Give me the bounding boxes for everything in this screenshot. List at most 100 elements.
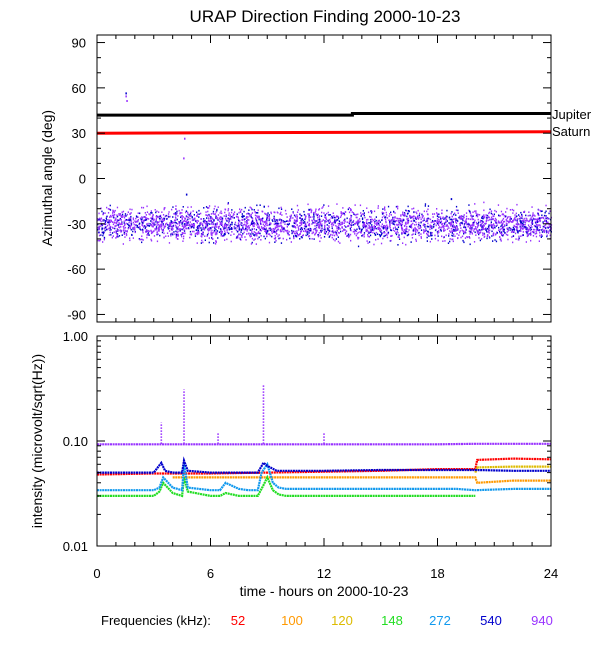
azimuth-point [109,227,111,229]
azimuth-point [459,224,462,226]
azimuth-point [98,212,100,215]
azimuth-point [530,217,532,219]
azimuth-point [300,220,302,223]
azimuth-point [368,241,371,243]
azimuth-point [381,223,383,225]
azimuth-point [547,227,549,229]
azimuth-point [304,217,307,219]
azimuth-point [219,221,222,223]
azimuth-point [371,229,373,231]
azimuth-point [108,220,110,222]
azimuth-point [336,203,338,205]
azimuth-point [445,221,447,223]
azimuth-point [426,210,428,213]
azimuth-point [118,222,120,224]
azimuth-point [270,229,272,231]
azimuth-point [320,230,322,233]
azimuth-point [344,229,346,231]
azimuth-point [213,230,215,233]
azimuth-point [248,226,250,229]
azimuth-point [369,222,371,224]
azimuth-point [443,218,445,220]
azimuth-point [350,226,352,228]
azimuth-point [429,228,431,230]
azimuth-point [429,218,432,221]
azimuth-point [104,229,106,232]
azimuth-point [371,218,373,221]
azimuth-point [216,209,218,212]
azimuth-point [487,216,490,219]
azimuth-point [217,214,220,216]
azimuth-point [226,224,228,226]
azimuth-point [299,233,301,235]
azimuth-point [142,231,144,234]
azimuth-point [436,212,438,214]
azimuth-point [175,230,177,233]
azimuth-point [119,213,121,215]
azimuth-point [207,222,209,225]
azimuth-point [325,218,327,220]
azimuth-point [271,228,273,230]
azimuth-point [273,215,275,218]
azimuth-point [536,223,538,226]
azimuth-point [331,230,333,233]
azimuth-point [109,221,111,223]
azimuth-point [132,221,135,224]
azimuth-point [497,221,500,224]
azimuth-point [216,230,219,232]
azimuth-point [173,231,175,233]
azimuth-point [193,214,195,216]
azimuth-point [456,228,458,230]
azimuth-point [181,218,183,221]
azimuth-point [220,218,222,221]
azimuth-point [296,217,298,220]
azimuth-point [499,230,501,233]
azimuth-point [257,231,260,233]
azimuth-point [476,215,479,218]
azimuth-point [436,214,439,216]
azimuth-point [438,220,440,223]
azimuth-point [262,217,264,220]
azimuth-point [525,220,527,222]
azimuth-point [391,222,393,224]
azimuth-point [170,227,172,230]
azimuth-point [311,238,313,240]
azimuth-point [101,224,103,227]
azimuth-point [270,222,272,225]
azimuth-point [254,238,256,240]
azimuth-point [370,230,372,233]
azimuth-point [129,213,131,215]
azimuth-point [187,227,190,229]
azimuth-point [452,235,454,237]
azimuth-point [409,216,411,218]
azimuth-point [139,227,141,229]
azimuth-point [478,229,480,231]
azimuth-point [130,222,132,224]
azimuth-point [321,224,323,226]
azimuth-point [299,238,301,240]
azimuth-point [396,228,399,231]
azimuth-point [242,216,244,219]
azimuth-point [500,210,503,213]
azimuth-point [446,228,449,230]
azimuth-point [114,213,116,216]
azimuth-point [147,224,149,227]
azimuth-y-tick-label: -30 [67,217,86,232]
azimuth-point [323,212,325,214]
azimuth-point [211,229,213,232]
azimuth-point [296,214,298,216]
azimuth-point [375,216,377,218]
azimuth-point [183,232,185,234]
azimuth-point [190,211,192,214]
azimuth-point [403,229,405,231]
azimuth-point [389,227,391,229]
azimuth-point [547,232,550,234]
azimuth-point [512,241,514,244]
azimuth-outlier [126,100,128,102]
azimuth-point [110,229,112,231]
azimuth-point [520,223,522,226]
azimuth-plot-area [96,92,553,248]
azimuth-point [112,227,114,229]
azimuth-point [405,243,407,246]
azimuth-point [175,224,177,227]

> YOUR INSTRUCTIONS
Present every row above as a numbered list, with blank lines dropped and the pictures left out.

> PROBLEM SOLUTION
1. Give me the bounding boxes for everything in this screenshot. List at most 100 elements.
2. azimuth-point [109,227,111,229]
3. azimuth-point [459,224,462,226]
4. azimuth-point [98,212,100,215]
5. azimuth-point [530,217,532,219]
6. azimuth-point [300,220,302,223]
7. azimuth-point [368,241,371,243]
8. azimuth-point [381,223,383,225]
9. azimuth-point [547,227,549,229]
10. azimuth-point [304,217,307,219]
11. azimuth-point [219,221,222,223]
12. azimuth-point [371,229,373,231]
13. azimuth-point [108,220,110,222]
14. azimuth-point [336,203,338,205]
15. azimuth-point [445,221,447,223]
16. azimuth-point [426,210,428,213]
17. azimuth-point [118,222,120,224]
18. azimuth-point [270,229,272,231]
19. azimuth-point [320,230,322,233]
20. azimuth-point [344,229,346,231]
21. azimuth-point [213,230,215,233]
22. azimuth-point [248,226,250,229]
23. azimuth-point [369,222,371,224]
24. azimuth-point [443,218,445,220]
25. azimuth-point [350,226,352,228]
26. azimuth-point [429,228,431,230]
27. azimuth-point [429,218,432,221]
28. azimuth-point [104,229,106,232]
29. azimuth-point [371,218,373,221]
30. azimuth-point [216,209,218,212]
31. azimuth-point [487,216,490,219]
32. azimuth-point [217,214,220,216]
33. azimuth-point [226,224,228,226]
34. azimuth-point [299,233,301,235]
35. azimuth-point [142,231,144,234]
36. azimuth-point [436,212,438,214]
37. azimuth-point [175,230,177,233]
38. azimuth-point [119,213,121,215]
39. azimuth-point [207,222,209,225]
40. azimuth-point [325,218,327,220]
41. azimuth-point [271,228,273,230]
42. azimuth-point [273,215,275,218]
43. azimuth-point [536,223,538,226]
44. azimuth-point [331,230,333,233]
45. azimuth-point [109,221,111,223]
46. azimuth-point [132,221,135,224]
47. azimuth-point [497,221,500,224]
48. azimuth-point [216,230,219,232]
49. azimuth-point [173,231,175,233]
50. azimuth-point [193,214,195,216]
51. azimuth-point [456,228,458,230]
52. azimuth-point [181,218,183,221]
53. azimuth-point [220,218,222,221]
54. azimuth-point [296,217,298,220]
55. azimuth-point [499,230,501,233]
56. azimuth-point [257,231,260,233]
57. azimuth-point [476,215,479,218]
58. azimuth-point [436,214,439,216]
59. azimuth-point [438,220,440,223]
60. azimuth-point [262,217,264,220]
61. azimuth-point [525,220,527,222]
62. azimuth-point [391,222,393,224]
63. azimuth-point [170,227,172,230]
64. azimuth-point [311,238,313,240]
65. azimuth-point [101,224,103,227]
66. azimuth-point [270,222,272,225]
67. azimuth-point [254,238,256,240]
68. azimuth-point [370,230,372,233]
69. azimuth-point [129,213,131,215]
70. azimuth-point [187,227,190,229]
71. azimuth-point [452,235,454,237]
72. azimuth-point [409,216,411,218]
73. azimuth-point [139,227,141,229]
74. azimuth-point [478,229,480,231]
75. azimuth-point [130,222,132,224]
76. azimuth-point [321,224,323,226]
77. azimuth-point [299,238,301,240]
78. azimuth-point [396,228,399,231]
79. azimuth-point [242,216,244,219]
80. azimuth-point [500,210,503,213]
81. azimuth-point [446,228,449,230]
82. azimuth-point [114,213,116,216]
83. azimuth-point [147,224,149,227]
84. azimuth-y-tick-label: -30 [67,217,86,232]
85. azimuth-point [323,212,325,214]
86. azimuth-point [211,229,213,232]
87. azimuth-point [296,214,298,216]
88. azimuth-point [375,216,377,218]
89. azimuth-point [183,232,185,234]
90. azimuth-point [190,211,192,214]
91. azimuth-point [403,229,405,231]
92. azimuth-point [389,227,391,229]
93. azimuth-point [547,232,550,234]
94. azimuth-point [512,241,514,244]
95. azimuth-outlier [126,100,128,102]
96. azimuth-point [110,229,112,231]
97. azimuth-point [520,223,522,226]
98. azimuth-plot-area [96,92,553,248]
99. azimuth-point [112,227,114,229]
100. azimuth-point [405,243,407,246]
101. azimuth-point [175,224,177,227]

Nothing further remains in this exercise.